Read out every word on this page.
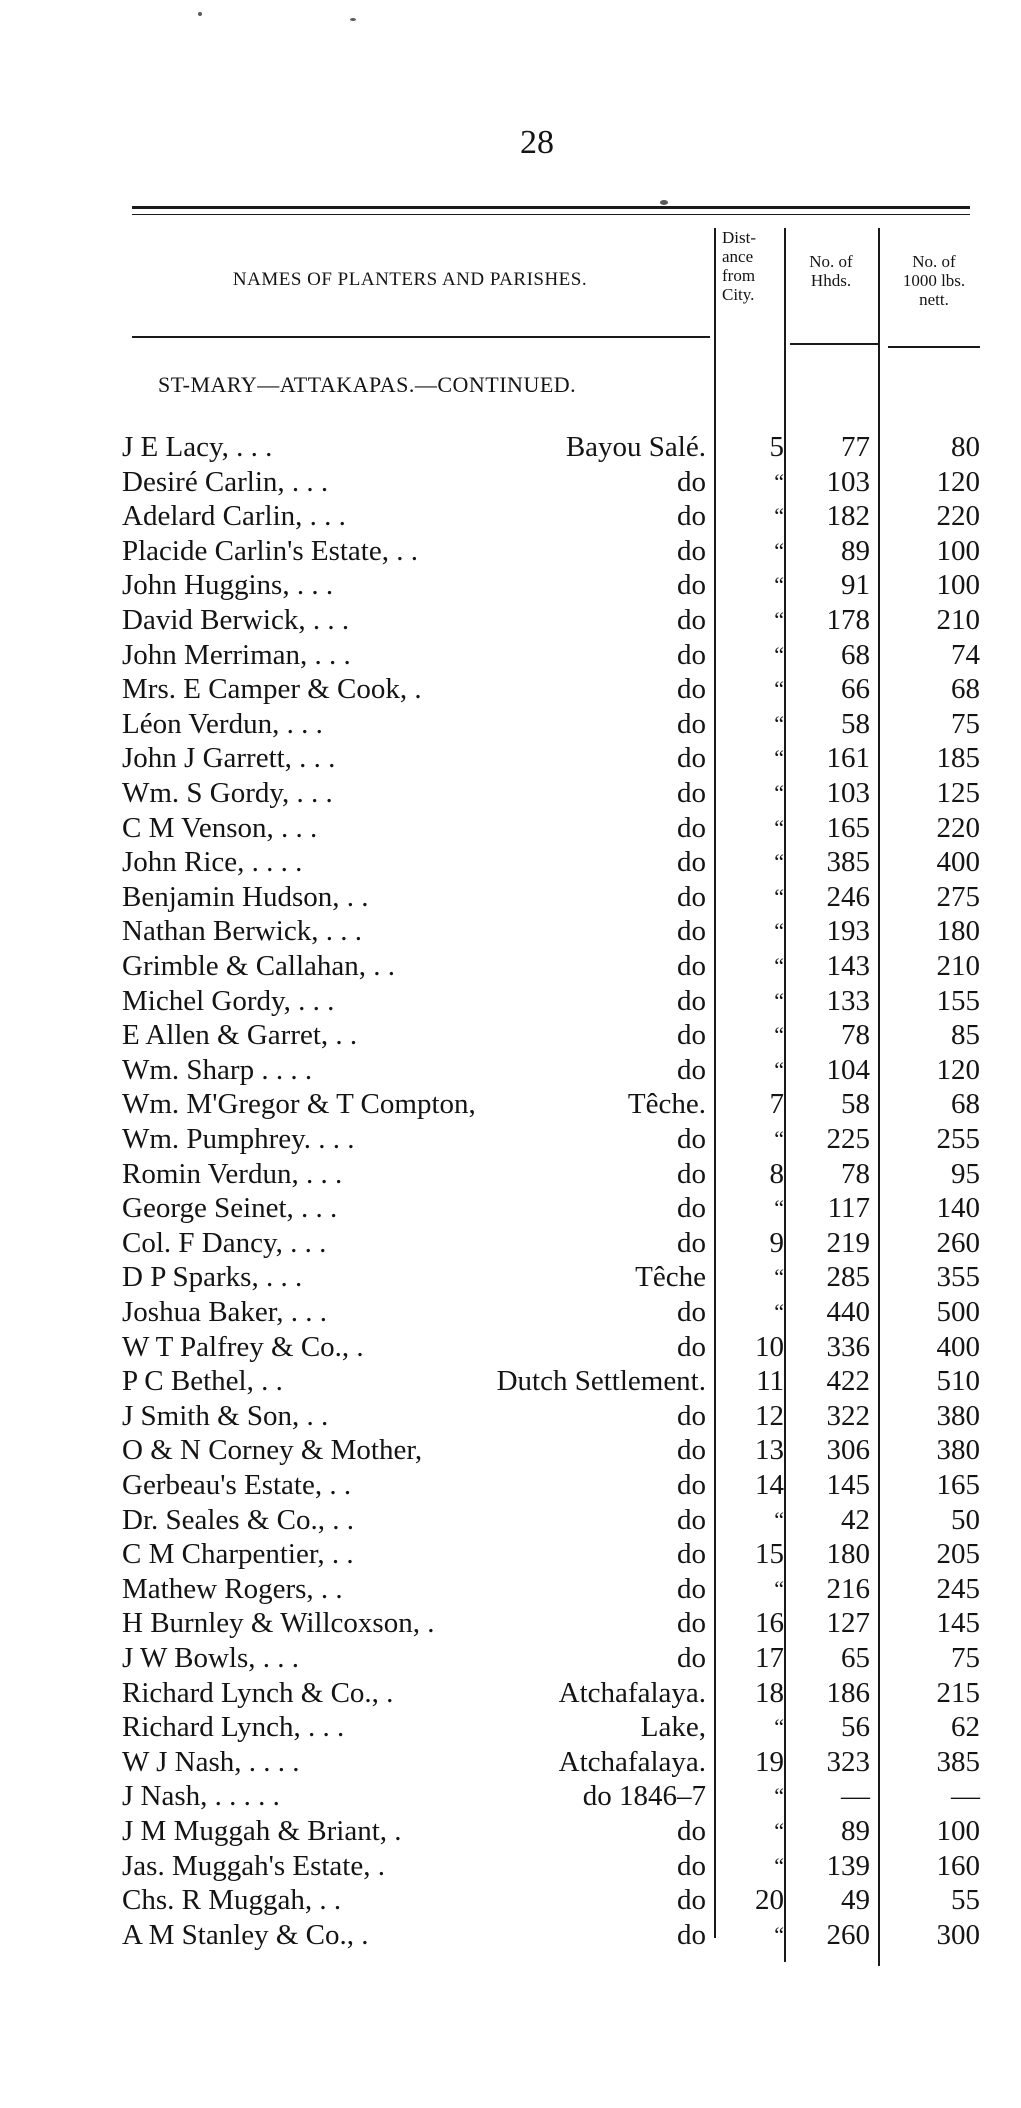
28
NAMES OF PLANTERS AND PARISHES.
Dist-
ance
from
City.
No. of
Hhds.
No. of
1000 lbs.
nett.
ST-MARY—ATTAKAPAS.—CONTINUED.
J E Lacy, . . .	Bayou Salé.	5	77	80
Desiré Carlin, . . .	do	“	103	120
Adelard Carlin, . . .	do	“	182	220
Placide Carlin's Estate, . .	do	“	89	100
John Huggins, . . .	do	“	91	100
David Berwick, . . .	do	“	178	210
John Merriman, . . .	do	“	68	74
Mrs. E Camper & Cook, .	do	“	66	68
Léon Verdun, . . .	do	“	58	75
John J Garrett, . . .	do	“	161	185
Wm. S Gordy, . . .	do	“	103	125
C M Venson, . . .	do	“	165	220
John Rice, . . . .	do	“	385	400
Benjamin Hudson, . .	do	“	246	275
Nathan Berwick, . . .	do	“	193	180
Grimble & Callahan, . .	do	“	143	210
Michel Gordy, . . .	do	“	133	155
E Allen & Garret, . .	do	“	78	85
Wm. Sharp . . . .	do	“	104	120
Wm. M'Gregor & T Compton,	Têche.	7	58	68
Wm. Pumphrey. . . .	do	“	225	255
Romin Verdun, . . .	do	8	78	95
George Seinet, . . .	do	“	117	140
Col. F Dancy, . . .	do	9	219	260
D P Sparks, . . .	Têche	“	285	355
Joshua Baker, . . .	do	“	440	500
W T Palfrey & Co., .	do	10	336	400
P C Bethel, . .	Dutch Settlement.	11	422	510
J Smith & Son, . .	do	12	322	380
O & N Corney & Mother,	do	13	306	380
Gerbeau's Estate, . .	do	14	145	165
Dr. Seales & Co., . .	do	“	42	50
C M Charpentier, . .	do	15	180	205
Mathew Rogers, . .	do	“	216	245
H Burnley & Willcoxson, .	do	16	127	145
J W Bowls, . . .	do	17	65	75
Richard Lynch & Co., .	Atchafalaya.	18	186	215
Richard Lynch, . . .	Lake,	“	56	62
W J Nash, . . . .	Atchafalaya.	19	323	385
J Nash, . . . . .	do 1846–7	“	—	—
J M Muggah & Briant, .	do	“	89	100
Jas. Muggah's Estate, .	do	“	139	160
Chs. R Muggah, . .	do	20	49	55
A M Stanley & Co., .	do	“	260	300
--------------------------------
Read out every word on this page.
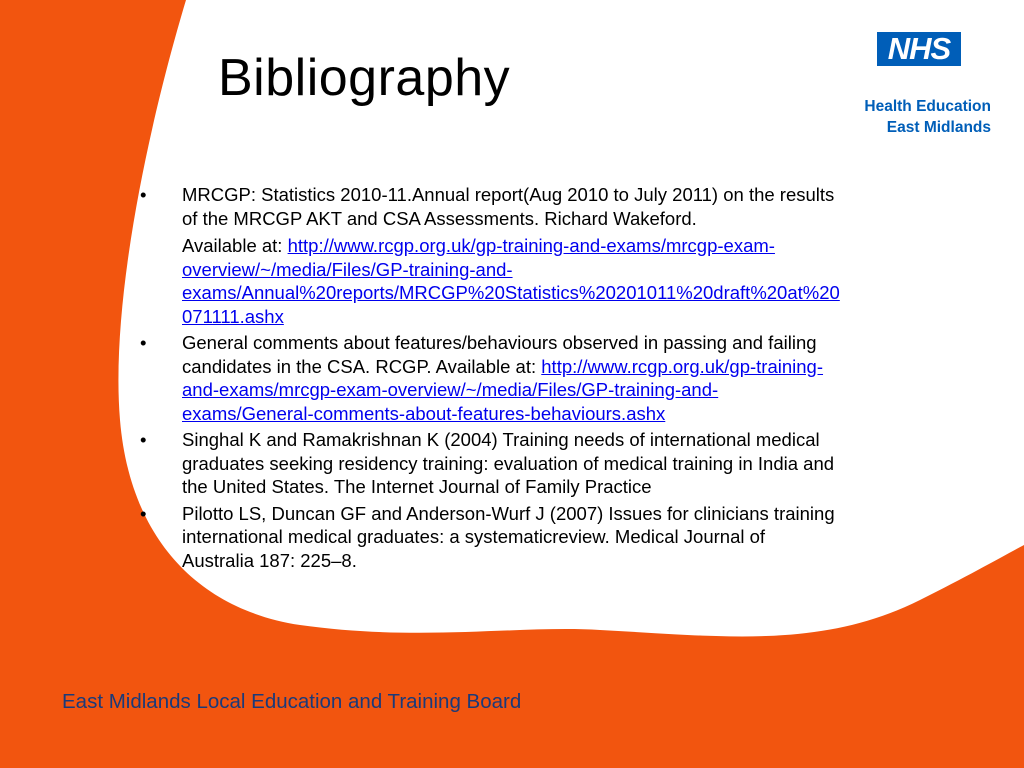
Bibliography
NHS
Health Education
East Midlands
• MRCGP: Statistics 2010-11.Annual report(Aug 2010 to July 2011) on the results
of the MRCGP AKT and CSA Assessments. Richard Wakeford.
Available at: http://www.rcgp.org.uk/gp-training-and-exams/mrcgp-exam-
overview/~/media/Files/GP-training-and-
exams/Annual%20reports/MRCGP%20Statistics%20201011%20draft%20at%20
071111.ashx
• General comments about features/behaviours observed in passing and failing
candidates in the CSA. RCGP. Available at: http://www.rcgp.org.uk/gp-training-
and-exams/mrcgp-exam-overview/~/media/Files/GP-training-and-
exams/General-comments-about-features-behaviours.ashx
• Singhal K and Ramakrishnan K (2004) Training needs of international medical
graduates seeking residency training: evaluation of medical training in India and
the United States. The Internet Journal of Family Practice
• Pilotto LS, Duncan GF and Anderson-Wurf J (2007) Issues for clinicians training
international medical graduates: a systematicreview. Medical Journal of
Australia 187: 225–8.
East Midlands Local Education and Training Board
--------------------------------
■ PROBLEM TO WORK ON
Working from the listing above, pick out every line that has "graduates" and copy it.

■ OUTPUT FOR THIS EXERCISE
graduates seeking residency training: evaluation of medical training in India and
international medical graduates: a systematicreview. Medical Journal of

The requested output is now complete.